----- Task material
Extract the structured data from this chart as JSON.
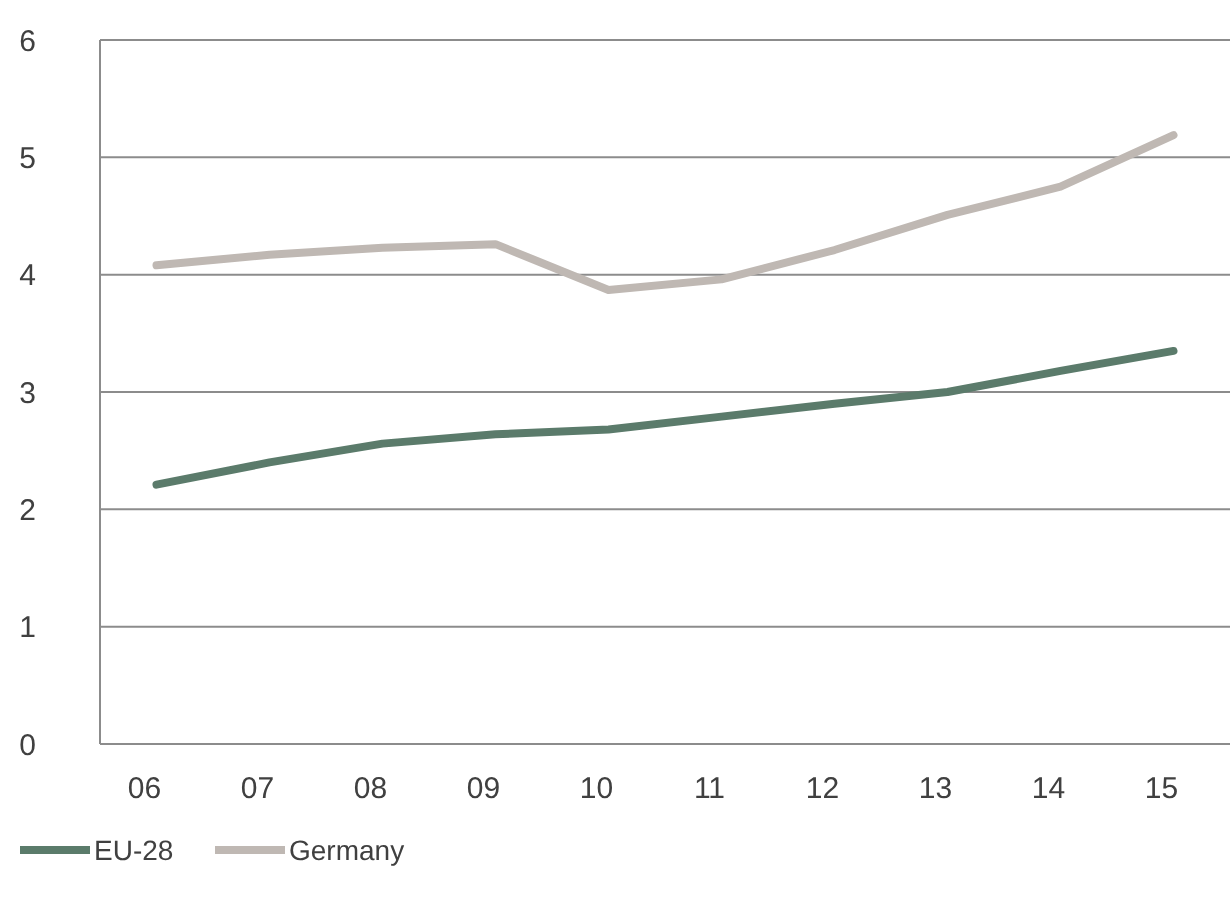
{
  "chart_data": {
    "type": "line",
    "categories": [
      "06",
      "07",
      "08",
      "09",
      "10",
      "11",
      "12",
      "13",
      "14",
      "15"
    ],
    "series": [
      {
        "name": "EU-28",
        "color": "#5b7b6b",
        "values": [
          2.21,
          2.4,
          2.56,
          2.64,
          2.68,
          2.79,
          2.9,
          3.0,
          3.18,
          3.35
        ]
      },
      {
        "name": "Germany",
        "color": "#bfb8b3",
        "values": [
          4.08,
          4.17,
          4.23,
          4.26,
          3.87,
          3.96,
          4.21,
          4.51,
          4.75,
          5.19
        ]
      }
    ],
    "ylim": [
      0,
      6
    ],
    "yticks": [
      0,
      1,
      2,
      3,
      4,
      5,
      6
    ],
    "grid": "y",
    "legend": "bottom left",
    "marker": "none",
    "line_style": "solid"
  }
}
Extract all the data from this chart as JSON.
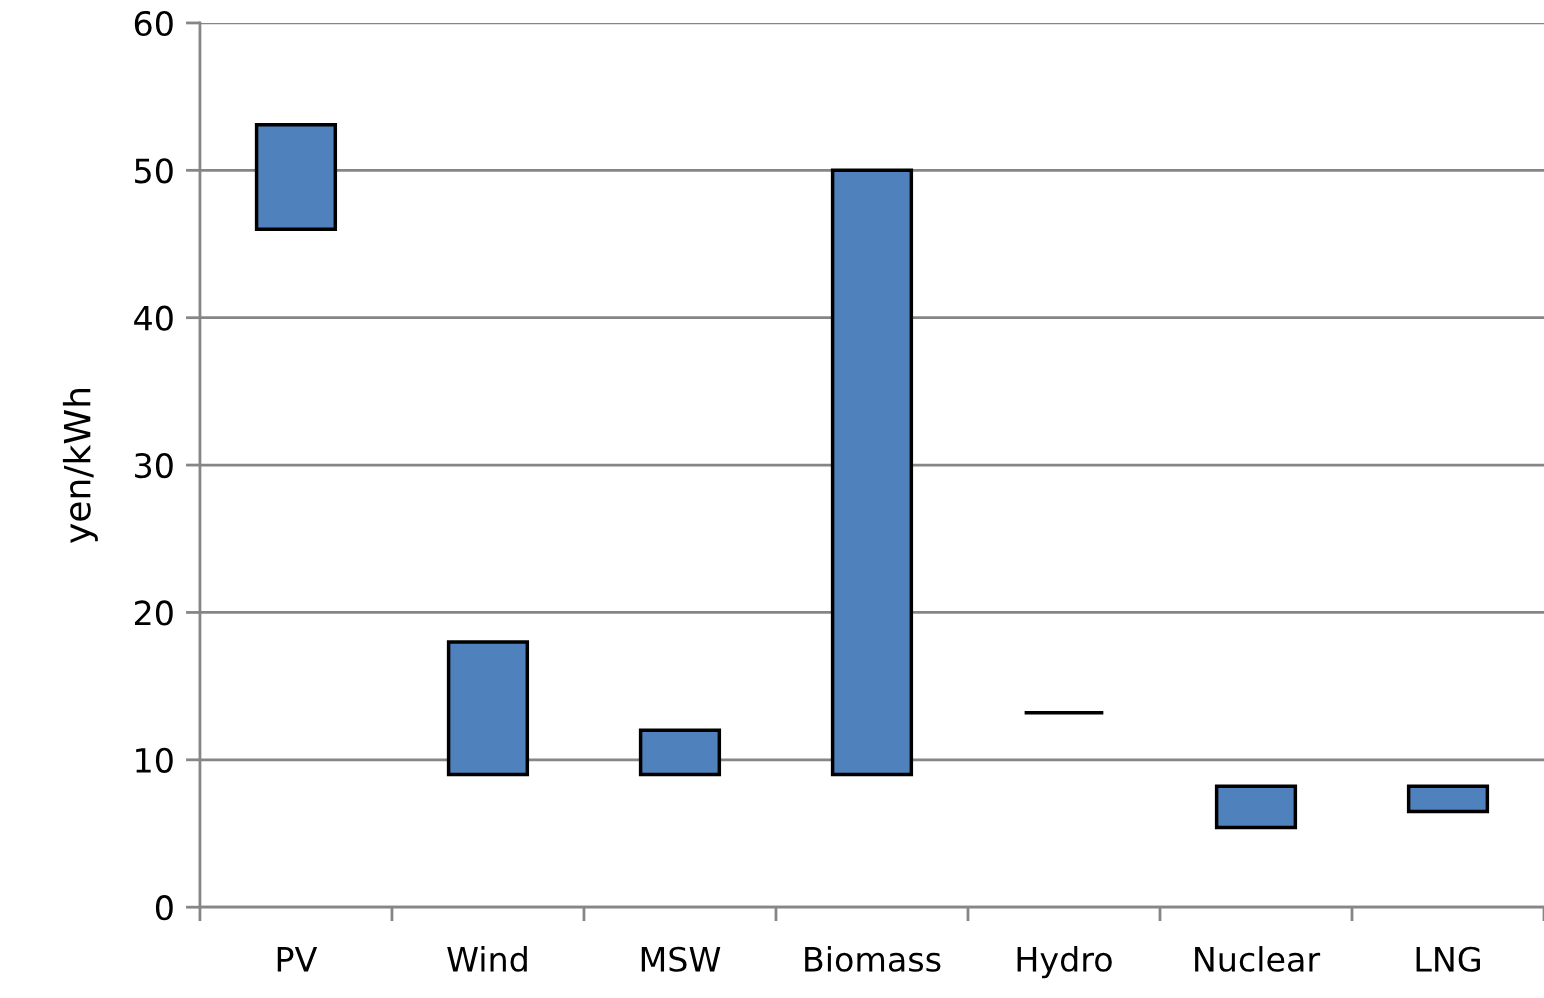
{
  "chart_data": {
    "type": "bar",
    "ylabel": "yen/kWh",
    "categories": [
      "PV",
      "Wind",
      "MSW",
      "Biomass",
      "Hydro",
      "Nuclear",
      "LNG"
    ],
    "base": [
      46,
      9,
      9,
      9,
      13.2,
      5.4,
      6.5
    ],
    "values": [
      7.1,
      9,
      3,
      41,
      0,
      2.8,
      1.7
    ],
    "colors": [
      "#4f81bd",
      "#4f81bd",
      "#4f81bd",
      "#4f81bd",
      "#000000",
      "#4f81bd",
      "#4f81bd"
    ],
    "ylim": [
      0,
      60
    ],
    "yticks": [
      0,
      10,
      20,
      30,
      40,
      50,
      60
    ],
    "grid": "y",
    "legend": false
  }
}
----------
Locate the lines above that hold the word "from". Show every one of them.

- **Correct response**
Extract the structured data from this chart as JSON.
Extract all the data from this chart as JSON.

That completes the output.